____ Records for the exercise

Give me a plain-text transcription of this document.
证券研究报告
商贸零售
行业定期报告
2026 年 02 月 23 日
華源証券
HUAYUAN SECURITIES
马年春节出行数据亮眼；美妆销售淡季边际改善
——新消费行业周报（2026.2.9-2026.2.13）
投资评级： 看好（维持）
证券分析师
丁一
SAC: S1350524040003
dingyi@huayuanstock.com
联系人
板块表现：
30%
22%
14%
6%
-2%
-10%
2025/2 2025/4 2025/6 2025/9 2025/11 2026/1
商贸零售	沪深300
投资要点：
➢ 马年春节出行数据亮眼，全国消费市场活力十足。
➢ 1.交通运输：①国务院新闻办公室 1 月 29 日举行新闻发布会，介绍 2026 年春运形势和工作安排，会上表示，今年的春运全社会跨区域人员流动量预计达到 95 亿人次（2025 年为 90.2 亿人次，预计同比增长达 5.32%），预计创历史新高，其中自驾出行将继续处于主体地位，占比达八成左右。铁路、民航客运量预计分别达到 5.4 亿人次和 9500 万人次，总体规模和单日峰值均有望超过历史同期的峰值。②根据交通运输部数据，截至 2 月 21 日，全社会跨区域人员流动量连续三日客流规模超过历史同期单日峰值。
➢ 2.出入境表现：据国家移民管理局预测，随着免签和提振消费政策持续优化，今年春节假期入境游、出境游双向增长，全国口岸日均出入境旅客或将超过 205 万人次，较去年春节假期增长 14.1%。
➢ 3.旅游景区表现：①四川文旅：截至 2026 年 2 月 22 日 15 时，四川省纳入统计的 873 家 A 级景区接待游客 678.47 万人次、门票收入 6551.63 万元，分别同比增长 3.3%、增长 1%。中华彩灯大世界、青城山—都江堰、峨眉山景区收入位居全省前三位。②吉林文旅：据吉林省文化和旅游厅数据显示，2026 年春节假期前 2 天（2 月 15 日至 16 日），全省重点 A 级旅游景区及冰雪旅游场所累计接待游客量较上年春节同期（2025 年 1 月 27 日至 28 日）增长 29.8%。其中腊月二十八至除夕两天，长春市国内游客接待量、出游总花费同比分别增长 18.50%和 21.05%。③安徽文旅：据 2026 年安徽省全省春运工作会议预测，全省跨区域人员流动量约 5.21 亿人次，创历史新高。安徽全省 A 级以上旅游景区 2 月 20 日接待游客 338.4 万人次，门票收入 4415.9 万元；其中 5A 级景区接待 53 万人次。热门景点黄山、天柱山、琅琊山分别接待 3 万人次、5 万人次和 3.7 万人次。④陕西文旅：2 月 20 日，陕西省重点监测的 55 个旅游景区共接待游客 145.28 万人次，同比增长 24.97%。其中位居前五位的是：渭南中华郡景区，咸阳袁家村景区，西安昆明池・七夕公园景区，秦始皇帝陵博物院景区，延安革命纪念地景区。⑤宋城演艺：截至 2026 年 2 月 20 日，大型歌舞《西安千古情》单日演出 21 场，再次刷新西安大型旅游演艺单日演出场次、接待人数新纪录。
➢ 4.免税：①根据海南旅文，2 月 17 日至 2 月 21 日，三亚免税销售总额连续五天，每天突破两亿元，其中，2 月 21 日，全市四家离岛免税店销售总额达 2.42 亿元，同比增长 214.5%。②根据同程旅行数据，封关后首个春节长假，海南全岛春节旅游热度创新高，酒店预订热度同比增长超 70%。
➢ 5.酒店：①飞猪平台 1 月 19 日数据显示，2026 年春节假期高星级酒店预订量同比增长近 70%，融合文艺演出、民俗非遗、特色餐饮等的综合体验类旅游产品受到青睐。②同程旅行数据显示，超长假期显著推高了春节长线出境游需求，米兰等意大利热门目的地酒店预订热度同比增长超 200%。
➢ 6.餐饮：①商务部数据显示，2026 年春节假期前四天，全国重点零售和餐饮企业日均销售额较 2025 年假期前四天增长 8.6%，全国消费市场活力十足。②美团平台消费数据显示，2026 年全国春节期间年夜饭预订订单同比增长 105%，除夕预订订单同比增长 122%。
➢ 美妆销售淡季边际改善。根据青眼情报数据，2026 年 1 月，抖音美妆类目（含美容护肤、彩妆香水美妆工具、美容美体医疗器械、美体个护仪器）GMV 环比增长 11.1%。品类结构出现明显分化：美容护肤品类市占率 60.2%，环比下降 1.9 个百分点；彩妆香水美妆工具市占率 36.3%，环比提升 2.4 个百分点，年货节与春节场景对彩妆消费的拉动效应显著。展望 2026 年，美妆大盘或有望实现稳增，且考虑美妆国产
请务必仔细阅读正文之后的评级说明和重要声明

________

→ Task statement: Tally up the lines in the records containing the word "马年春节出行数据亮眼", then give the count and nothing else.

→ The reply: 2